* [GIVEN PROBLEM] Lines that hold the word "dose" should be located and copied.

* [DATA FOR THIS TASK]
— BEGIN —

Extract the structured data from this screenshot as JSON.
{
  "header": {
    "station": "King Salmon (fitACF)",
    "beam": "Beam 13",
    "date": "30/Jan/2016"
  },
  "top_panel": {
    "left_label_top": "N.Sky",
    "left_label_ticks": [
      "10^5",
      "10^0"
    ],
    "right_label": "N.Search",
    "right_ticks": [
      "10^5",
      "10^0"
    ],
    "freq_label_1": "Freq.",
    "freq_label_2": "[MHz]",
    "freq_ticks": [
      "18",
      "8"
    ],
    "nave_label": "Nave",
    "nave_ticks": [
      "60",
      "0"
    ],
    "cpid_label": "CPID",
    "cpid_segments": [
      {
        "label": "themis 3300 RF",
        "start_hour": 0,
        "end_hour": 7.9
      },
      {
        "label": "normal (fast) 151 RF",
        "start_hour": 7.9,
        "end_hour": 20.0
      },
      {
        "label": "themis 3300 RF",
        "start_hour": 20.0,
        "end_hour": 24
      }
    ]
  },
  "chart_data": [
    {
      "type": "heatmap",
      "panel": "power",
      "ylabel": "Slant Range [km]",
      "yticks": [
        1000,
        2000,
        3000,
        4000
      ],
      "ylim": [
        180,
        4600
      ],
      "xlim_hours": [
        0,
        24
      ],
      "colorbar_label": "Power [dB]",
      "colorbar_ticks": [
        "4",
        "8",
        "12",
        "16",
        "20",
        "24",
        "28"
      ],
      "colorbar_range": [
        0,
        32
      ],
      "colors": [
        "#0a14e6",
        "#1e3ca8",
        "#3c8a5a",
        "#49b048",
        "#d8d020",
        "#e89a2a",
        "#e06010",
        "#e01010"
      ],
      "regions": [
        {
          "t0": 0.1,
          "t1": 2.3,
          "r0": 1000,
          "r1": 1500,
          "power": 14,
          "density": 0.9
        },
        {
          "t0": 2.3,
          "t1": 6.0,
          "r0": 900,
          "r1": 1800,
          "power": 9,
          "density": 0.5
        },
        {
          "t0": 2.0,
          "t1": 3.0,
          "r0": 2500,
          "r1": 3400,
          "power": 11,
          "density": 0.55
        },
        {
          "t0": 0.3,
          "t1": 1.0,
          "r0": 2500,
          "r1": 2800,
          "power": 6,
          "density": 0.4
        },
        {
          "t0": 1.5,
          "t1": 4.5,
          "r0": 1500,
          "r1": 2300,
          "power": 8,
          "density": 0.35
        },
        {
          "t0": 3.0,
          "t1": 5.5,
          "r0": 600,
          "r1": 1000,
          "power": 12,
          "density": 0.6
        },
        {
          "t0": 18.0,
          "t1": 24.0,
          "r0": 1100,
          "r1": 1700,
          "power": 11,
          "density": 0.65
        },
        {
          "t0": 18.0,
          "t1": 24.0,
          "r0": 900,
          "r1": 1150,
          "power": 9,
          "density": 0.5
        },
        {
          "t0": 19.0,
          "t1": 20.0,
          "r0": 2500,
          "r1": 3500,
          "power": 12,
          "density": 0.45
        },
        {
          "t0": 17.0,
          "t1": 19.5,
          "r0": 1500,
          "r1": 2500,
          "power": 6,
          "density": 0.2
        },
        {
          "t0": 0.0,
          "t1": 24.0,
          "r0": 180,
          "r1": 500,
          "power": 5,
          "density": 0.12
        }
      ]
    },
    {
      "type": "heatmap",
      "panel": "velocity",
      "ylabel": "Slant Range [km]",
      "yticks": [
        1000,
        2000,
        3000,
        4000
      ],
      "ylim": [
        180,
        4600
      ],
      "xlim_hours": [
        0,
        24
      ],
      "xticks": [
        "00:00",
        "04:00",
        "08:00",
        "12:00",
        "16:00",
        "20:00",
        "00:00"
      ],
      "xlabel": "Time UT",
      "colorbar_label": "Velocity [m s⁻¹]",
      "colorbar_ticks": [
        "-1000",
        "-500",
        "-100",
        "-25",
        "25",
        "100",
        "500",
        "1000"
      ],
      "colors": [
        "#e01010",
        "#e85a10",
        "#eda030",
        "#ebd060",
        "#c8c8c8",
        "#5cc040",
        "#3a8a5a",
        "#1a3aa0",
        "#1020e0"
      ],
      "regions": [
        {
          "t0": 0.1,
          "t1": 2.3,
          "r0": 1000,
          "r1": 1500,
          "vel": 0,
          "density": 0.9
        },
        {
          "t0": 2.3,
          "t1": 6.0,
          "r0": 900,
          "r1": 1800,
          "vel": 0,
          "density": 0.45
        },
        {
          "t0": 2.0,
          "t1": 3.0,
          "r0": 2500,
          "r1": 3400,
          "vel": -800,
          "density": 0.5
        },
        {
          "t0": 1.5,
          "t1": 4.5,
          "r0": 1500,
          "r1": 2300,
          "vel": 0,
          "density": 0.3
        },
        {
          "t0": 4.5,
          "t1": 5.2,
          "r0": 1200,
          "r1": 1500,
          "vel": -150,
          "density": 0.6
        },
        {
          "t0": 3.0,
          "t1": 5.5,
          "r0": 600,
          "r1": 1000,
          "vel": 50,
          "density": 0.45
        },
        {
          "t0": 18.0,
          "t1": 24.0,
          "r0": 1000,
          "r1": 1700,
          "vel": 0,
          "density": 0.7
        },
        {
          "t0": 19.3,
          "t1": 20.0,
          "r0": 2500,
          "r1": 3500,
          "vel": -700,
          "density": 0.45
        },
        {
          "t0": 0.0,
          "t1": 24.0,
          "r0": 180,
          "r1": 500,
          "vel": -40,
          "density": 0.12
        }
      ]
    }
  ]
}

— END —
— BEGIN —

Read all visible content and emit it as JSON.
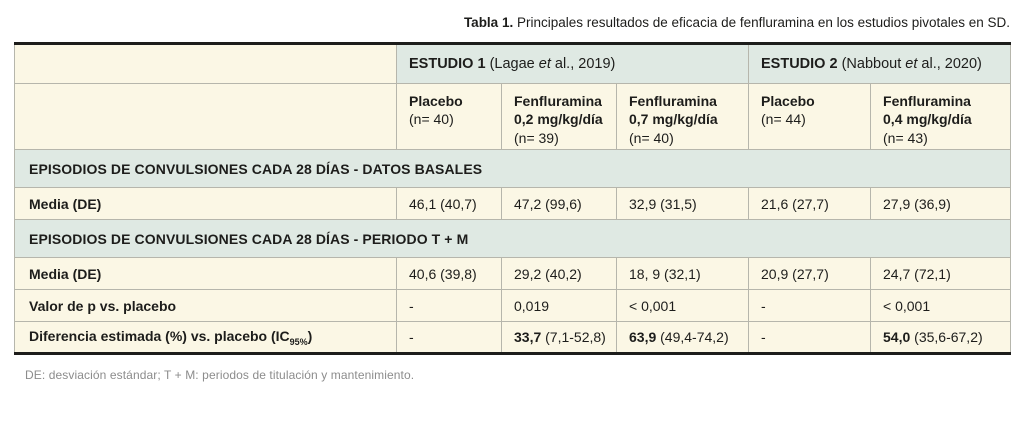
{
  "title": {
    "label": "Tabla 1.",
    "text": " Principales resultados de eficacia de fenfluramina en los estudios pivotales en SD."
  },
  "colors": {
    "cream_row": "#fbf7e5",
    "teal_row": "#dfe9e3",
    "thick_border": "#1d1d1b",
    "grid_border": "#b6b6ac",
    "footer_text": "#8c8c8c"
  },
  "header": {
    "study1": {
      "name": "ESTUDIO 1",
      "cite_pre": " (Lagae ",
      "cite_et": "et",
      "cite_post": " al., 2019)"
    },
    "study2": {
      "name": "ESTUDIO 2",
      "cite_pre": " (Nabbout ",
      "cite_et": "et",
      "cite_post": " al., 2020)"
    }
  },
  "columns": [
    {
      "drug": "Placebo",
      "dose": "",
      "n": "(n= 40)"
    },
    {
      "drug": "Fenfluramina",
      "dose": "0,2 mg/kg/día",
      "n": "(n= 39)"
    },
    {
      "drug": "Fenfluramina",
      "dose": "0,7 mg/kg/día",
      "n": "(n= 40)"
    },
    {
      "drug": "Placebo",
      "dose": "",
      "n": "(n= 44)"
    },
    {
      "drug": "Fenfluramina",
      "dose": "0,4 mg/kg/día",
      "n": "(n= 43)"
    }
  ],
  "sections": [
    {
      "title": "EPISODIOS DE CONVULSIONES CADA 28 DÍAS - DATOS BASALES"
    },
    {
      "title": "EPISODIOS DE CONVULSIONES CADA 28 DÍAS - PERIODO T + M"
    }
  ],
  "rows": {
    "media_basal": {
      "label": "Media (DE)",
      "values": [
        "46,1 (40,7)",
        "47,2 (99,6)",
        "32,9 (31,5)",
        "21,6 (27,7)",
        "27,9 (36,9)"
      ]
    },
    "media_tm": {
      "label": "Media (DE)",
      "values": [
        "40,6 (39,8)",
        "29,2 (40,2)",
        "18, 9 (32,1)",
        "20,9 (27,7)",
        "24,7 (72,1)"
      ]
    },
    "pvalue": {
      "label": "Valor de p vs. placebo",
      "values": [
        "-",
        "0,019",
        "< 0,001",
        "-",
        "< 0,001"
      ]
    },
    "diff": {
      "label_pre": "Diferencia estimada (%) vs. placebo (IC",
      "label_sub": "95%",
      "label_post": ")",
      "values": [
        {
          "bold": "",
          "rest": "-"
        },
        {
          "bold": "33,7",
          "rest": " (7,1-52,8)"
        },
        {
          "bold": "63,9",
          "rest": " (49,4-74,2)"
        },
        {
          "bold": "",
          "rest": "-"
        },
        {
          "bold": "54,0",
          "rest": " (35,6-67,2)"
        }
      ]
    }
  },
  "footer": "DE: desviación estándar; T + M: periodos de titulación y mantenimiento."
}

— END —

* [ANSWER FOR THIS EXERCISE]
      "dose": "",
      "dose": "0,2 mg/kg/día",
      "dose": "0,7 mg/kg/día",
      "dose": "",
      "dose": "0,4 mg/kg/día",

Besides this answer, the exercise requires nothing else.